Take every line from the listing below that contains "nobis".

━━━━━ Source data

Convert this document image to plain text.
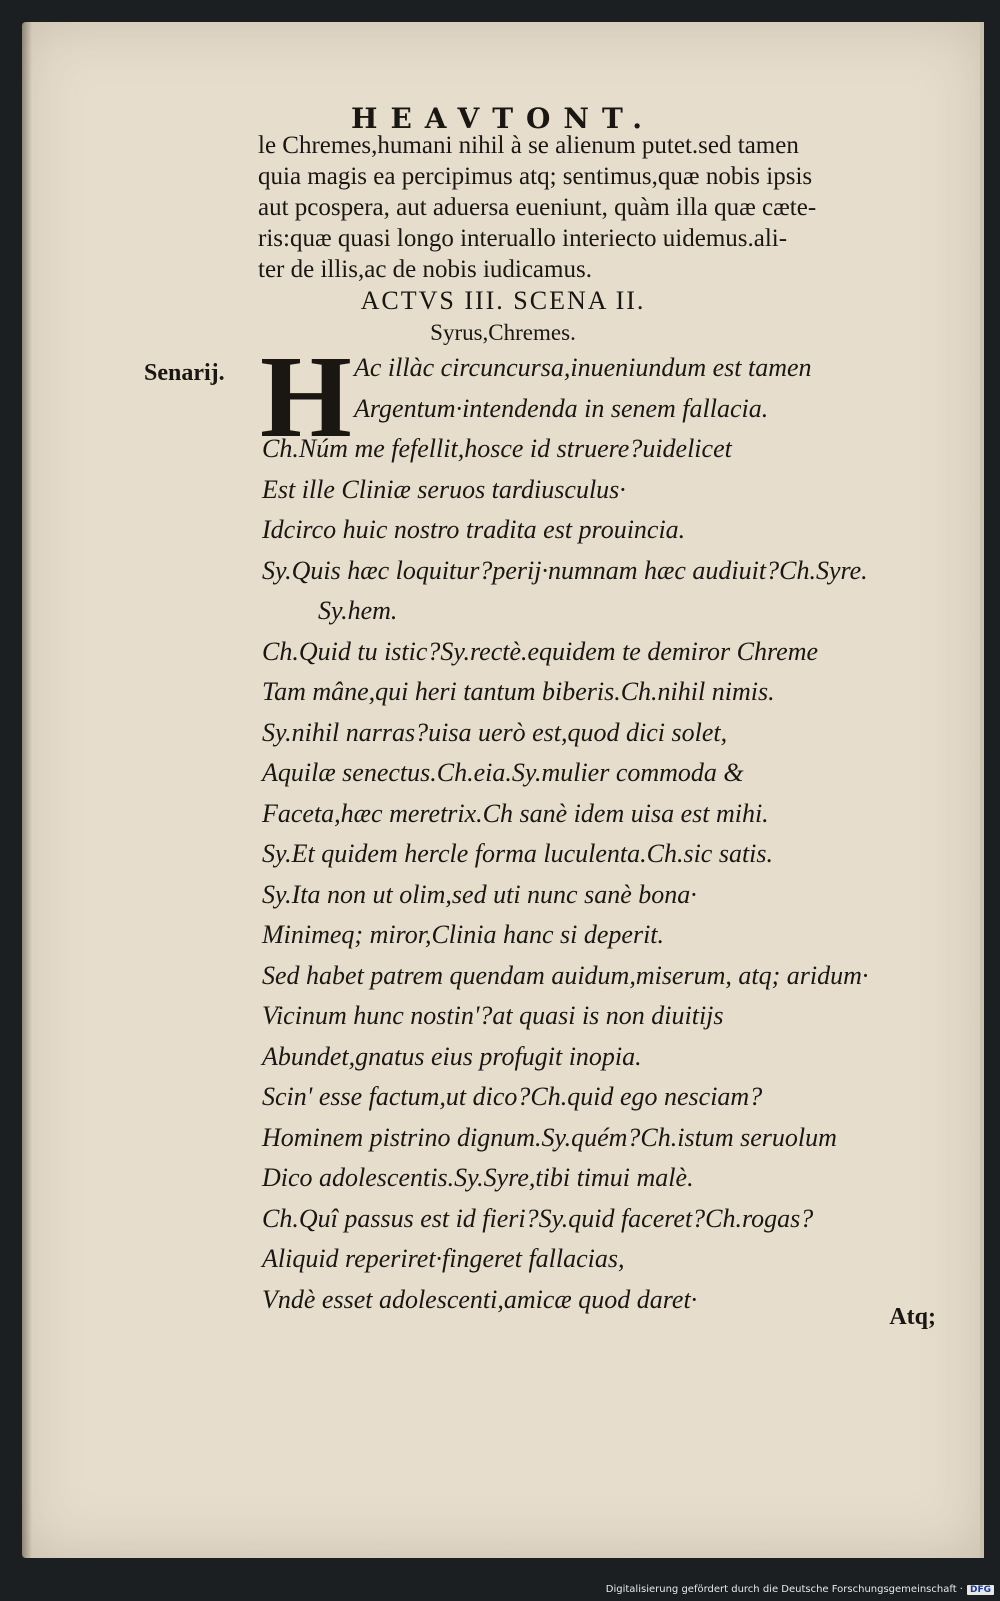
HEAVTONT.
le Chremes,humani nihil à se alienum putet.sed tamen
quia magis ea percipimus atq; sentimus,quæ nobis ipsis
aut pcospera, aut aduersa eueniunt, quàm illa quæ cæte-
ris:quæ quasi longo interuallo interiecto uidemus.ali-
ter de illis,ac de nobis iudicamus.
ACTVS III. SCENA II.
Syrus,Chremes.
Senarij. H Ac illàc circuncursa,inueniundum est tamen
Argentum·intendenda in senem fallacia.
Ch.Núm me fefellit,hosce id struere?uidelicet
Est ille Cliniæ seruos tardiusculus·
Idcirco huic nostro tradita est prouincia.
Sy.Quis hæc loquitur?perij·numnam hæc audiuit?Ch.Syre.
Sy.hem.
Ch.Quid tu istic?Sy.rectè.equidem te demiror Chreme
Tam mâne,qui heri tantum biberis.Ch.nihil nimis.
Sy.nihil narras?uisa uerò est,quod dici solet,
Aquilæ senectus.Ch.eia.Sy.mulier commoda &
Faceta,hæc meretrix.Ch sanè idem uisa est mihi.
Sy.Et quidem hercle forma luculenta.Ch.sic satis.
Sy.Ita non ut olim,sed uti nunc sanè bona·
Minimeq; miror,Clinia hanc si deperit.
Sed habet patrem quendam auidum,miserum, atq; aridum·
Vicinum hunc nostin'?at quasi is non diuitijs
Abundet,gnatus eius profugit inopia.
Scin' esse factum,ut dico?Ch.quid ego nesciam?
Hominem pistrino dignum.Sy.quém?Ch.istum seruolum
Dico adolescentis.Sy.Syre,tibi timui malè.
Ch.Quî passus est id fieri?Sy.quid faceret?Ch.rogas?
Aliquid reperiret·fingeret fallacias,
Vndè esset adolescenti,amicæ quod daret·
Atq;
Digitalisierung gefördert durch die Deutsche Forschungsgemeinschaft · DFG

━━━━━━━━━━
━━━━━ Source data

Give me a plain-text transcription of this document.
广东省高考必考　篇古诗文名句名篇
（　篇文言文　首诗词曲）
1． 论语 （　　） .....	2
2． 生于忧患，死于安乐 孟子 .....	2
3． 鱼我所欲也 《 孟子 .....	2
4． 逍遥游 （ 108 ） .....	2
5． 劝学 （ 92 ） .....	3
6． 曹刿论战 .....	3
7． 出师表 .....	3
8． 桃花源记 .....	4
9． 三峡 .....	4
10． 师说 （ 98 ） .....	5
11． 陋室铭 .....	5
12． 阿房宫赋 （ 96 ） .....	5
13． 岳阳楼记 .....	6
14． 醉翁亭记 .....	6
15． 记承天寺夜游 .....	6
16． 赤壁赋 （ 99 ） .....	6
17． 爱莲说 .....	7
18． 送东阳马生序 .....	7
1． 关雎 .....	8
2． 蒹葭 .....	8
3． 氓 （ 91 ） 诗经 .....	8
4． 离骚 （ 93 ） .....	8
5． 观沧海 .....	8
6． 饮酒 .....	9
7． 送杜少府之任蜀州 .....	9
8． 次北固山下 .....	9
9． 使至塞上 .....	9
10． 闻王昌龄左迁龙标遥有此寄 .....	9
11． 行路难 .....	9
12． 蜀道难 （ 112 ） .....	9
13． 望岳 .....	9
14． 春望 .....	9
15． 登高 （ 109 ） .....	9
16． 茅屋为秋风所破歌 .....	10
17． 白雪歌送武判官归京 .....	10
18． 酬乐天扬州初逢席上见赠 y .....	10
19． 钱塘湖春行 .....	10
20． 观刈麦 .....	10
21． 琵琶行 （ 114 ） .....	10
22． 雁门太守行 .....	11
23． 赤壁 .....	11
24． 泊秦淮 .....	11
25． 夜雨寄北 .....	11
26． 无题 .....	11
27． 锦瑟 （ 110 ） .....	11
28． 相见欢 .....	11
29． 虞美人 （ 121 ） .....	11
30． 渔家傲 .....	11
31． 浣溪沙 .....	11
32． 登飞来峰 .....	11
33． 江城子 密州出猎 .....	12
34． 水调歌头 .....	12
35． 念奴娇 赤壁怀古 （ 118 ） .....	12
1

━━━━━━━━━━

Response to this task
quia magis ea percipimus atq; sentimus,quæ nobis ipsis
ter de illis,ac de nobis iudicamus.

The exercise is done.